=== WRITTEN REQUEST ===
Note how many lines contain "xlabel" and give that number, with nothing else.

[start]

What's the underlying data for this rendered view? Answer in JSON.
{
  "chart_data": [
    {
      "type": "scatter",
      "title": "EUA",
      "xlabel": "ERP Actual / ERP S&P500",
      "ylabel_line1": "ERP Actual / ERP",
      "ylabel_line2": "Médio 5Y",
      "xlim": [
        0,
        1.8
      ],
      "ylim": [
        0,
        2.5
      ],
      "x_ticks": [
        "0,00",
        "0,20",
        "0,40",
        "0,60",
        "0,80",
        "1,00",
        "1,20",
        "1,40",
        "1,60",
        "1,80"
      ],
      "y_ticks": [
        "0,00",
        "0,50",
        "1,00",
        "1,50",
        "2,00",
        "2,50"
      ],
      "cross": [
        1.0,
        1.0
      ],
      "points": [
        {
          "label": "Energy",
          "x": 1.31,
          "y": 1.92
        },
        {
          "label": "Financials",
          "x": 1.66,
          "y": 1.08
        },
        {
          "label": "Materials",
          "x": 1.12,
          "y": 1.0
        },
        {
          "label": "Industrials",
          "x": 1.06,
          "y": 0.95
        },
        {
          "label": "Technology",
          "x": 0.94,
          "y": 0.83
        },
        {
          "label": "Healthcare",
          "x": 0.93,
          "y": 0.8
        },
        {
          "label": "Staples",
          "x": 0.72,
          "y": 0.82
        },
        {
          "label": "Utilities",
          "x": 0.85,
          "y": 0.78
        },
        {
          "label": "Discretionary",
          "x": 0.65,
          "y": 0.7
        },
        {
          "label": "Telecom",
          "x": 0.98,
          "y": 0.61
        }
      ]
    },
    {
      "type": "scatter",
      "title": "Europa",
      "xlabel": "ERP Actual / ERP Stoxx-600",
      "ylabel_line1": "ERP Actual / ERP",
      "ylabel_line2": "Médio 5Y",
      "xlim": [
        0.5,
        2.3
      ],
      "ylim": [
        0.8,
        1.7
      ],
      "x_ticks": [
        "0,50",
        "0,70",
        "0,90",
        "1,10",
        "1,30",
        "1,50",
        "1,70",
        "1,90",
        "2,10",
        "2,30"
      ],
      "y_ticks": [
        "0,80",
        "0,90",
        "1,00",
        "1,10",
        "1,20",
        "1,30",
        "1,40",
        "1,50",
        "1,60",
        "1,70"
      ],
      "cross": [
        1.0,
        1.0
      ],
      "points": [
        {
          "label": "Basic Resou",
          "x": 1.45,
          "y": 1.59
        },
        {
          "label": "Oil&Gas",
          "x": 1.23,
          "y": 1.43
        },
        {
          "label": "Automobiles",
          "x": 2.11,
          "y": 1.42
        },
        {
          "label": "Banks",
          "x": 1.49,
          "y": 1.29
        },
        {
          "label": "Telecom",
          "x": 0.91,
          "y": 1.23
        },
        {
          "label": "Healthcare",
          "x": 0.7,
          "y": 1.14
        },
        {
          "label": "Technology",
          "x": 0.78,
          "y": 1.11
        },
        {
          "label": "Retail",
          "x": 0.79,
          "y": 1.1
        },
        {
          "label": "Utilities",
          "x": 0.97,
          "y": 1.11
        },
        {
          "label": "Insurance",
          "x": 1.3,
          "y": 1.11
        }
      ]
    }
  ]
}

[end]
[start]

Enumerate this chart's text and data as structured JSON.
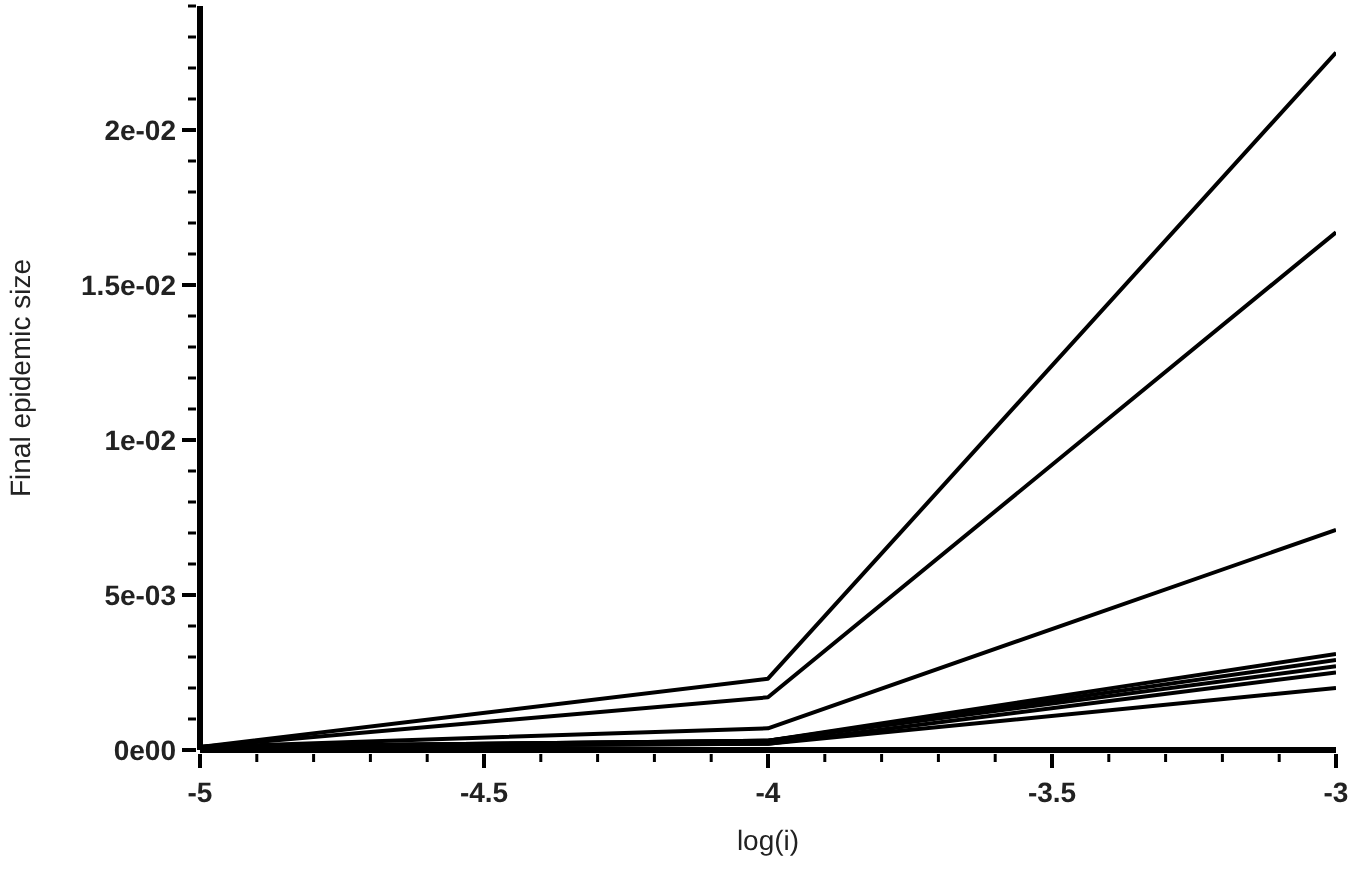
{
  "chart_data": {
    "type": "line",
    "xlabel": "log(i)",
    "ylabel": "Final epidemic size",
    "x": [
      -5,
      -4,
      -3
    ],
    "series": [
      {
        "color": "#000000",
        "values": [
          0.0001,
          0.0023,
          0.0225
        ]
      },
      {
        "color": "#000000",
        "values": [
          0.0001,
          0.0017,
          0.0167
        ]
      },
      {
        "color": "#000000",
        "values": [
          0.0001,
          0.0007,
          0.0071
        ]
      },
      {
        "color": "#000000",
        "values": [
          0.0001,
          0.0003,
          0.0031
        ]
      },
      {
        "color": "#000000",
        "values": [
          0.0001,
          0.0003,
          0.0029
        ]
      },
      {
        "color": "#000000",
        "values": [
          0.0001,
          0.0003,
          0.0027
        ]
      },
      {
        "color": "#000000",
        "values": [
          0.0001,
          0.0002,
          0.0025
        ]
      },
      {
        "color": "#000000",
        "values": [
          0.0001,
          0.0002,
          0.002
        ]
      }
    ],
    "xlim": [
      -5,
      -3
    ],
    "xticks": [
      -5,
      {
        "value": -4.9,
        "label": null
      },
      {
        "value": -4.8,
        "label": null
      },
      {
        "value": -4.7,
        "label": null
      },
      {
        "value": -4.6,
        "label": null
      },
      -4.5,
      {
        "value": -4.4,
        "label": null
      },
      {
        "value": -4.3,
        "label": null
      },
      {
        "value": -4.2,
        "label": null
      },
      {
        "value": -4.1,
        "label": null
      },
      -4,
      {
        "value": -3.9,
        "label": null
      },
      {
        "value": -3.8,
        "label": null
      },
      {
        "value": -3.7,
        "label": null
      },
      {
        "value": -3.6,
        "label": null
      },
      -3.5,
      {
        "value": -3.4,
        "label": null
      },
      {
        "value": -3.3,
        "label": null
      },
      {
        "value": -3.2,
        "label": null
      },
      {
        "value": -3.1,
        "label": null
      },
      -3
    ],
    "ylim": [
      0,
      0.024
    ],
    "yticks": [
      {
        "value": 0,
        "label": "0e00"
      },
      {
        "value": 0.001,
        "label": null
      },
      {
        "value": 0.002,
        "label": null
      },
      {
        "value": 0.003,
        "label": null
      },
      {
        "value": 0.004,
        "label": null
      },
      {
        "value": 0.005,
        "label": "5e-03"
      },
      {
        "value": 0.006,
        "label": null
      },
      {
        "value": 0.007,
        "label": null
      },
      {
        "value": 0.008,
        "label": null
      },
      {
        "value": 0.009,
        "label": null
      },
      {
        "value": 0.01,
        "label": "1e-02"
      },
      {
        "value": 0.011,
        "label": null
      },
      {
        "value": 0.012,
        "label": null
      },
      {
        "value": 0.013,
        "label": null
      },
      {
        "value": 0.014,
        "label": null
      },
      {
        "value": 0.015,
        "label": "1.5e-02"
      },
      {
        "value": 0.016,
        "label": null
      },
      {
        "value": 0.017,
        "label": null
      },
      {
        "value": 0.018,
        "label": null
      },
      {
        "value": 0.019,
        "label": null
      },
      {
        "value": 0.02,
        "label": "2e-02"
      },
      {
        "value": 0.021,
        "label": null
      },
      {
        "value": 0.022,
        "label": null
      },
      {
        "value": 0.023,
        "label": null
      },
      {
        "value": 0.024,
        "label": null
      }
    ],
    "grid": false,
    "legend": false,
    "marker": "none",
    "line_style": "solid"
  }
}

[end]

=== FULL OUTPUT ===
3